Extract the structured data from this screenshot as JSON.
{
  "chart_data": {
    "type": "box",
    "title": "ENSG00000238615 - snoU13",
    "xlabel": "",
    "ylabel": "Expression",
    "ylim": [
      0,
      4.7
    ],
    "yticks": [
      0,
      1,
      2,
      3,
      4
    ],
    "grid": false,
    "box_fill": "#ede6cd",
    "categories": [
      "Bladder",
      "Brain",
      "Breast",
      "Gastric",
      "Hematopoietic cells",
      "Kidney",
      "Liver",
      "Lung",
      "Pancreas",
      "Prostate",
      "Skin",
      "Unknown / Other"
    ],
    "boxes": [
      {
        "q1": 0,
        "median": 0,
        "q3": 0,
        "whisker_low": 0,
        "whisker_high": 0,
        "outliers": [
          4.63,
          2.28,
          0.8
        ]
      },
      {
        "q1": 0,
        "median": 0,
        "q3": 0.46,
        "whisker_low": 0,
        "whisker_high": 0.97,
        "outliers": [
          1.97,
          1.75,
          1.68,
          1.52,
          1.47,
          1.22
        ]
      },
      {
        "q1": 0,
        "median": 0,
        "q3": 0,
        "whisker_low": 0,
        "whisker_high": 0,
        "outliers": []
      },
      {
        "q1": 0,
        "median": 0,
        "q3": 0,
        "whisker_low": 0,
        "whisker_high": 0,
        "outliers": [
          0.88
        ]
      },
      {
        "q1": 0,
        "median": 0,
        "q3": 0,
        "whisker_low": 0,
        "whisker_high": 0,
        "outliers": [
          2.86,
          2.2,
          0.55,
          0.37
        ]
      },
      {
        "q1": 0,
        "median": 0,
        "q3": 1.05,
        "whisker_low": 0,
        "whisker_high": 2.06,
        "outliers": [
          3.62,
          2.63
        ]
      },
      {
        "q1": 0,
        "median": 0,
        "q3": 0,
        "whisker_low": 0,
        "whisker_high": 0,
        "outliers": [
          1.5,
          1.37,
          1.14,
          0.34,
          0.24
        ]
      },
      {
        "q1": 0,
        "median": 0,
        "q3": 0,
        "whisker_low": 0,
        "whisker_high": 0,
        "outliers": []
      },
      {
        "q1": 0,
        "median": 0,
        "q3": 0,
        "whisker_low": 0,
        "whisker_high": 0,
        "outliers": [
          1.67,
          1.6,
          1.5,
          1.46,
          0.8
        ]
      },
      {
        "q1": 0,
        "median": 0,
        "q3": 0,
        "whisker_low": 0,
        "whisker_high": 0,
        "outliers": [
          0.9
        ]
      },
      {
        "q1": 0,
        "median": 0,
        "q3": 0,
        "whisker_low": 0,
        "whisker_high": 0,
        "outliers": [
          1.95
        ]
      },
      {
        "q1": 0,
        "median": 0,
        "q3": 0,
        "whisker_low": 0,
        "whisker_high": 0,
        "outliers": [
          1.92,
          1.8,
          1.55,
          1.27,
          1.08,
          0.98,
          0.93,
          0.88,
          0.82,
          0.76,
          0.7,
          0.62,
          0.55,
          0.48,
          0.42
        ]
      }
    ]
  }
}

**YOUR OBJECTIVE:** Word for word, restate each line of the material.

**TASK SOLUTION:**
Extract the structured data from this screenshot as JSON.
{
  "chart_data": {
    "type": "box",
    "title": "ENSG00000238615 - snoU13",
    "xlabel": "",
    "ylabel": "Expression",
    "ylim": [
      0,
      4.7
    ],
    "yticks": [
      0,
      1,
      2,
      3,
      4
    ],
    "grid": false,
    "box_fill": "#ede6cd",
    "categories": [
      "Bladder",
      "Brain",
      "Breast",
      "Gastric",
      "Hematopoietic cells",
      "Kidney",
      "Liver",
      "Lung",
      "Pancreas",
      "Prostate",
      "Skin",
      "Unknown / Other"
    ],
    "boxes": [
      {
        "q1": 0,
        "median": 0,
        "q3": 0,
        "whisker_low": 0,
        "whisker_high": 0,
        "outliers": [
          4.63,
          2.28,
          0.8
        ]
      },
      {
        "q1": 0,
        "median": 0,
        "q3": 0.46,
        "whisker_low": 0,
        "whisker_high": 0.97,
        "outliers": [
          1.97,
          1.75,
          1.68,
          1.52,
          1.47,
          1.22
        ]
      },
      {
        "q1": 0,
        "median": 0,
        "q3": 0,
        "whisker_low": 0,
        "whisker_high": 0,
        "outliers": []
      },
      {
        "q1": 0,
        "median": 0,
        "q3": 0,
        "whisker_low": 0,
        "whisker_high": 0,
        "outliers": [
          0.88
        ]
      },
      {
        "q1": 0,
        "median": 0,
        "q3": 0,
        "whisker_low": 0,
        "whisker_high": 0,
        "outliers": [
          2.86,
          2.2,
          0.55,
          0.37
        ]
      },
      {
        "q1": 0,
        "median": 0,
        "q3": 1.05,
        "whisker_low": 0,
        "whisker_high": 2.06,
        "outliers": [
          3.62,
          2.63
        ]
      },
      {
        "q1": 0,
        "median": 0,
        "q3": 0,
        "whisker_low": 0,
        "whisker_high": 0,
        "outliers": [
          1.5,
          1.37,
          1.14,
          0.34,
          0.24
        ]
      },
      {
        "q1": 0,
        "median": 0,
        "q3": 0,
        "whisker_low": 0,
        "whisker_high": 0,
        "outliers": []
      },
      {
        "q1": 0,
        "median": 0,
        "q3": 0,
        "whisker_low": 0,
        "whisker_high": 0,
        "outliers": [
          1.67,
          1.6,
          1.5,
          1.46,
          0.8
        ]
      },
      {
        "q1": 0,
        "median": 0,
        "q3": 0,
        "whisker_low": 0,
        "whisker_high": 0,
        "outliers": [
          0.9
        ]
      },
      {
        "q1": 0,
        "median": 0,
        "q3": 0,
        "whisker_low": 0,
        "whisker_high": 0,
        "outliers": [
          1.95
        ]
      },
      {
        "q1": 0,
        "median": 0,
        "q3": 0,
        "whisker_low": 0,
        "whisker_high": 0,
        "outliers": [
          1.92,
          1.8,
          1.55,
          1.27,
          1.08,
          0.98,
          0.93,
          0.88,
          0.82,
          0.76,
          0.7,
          0.62,
          0.55,
          0.48,
          0.42
        ]
      }
    ]
  }
}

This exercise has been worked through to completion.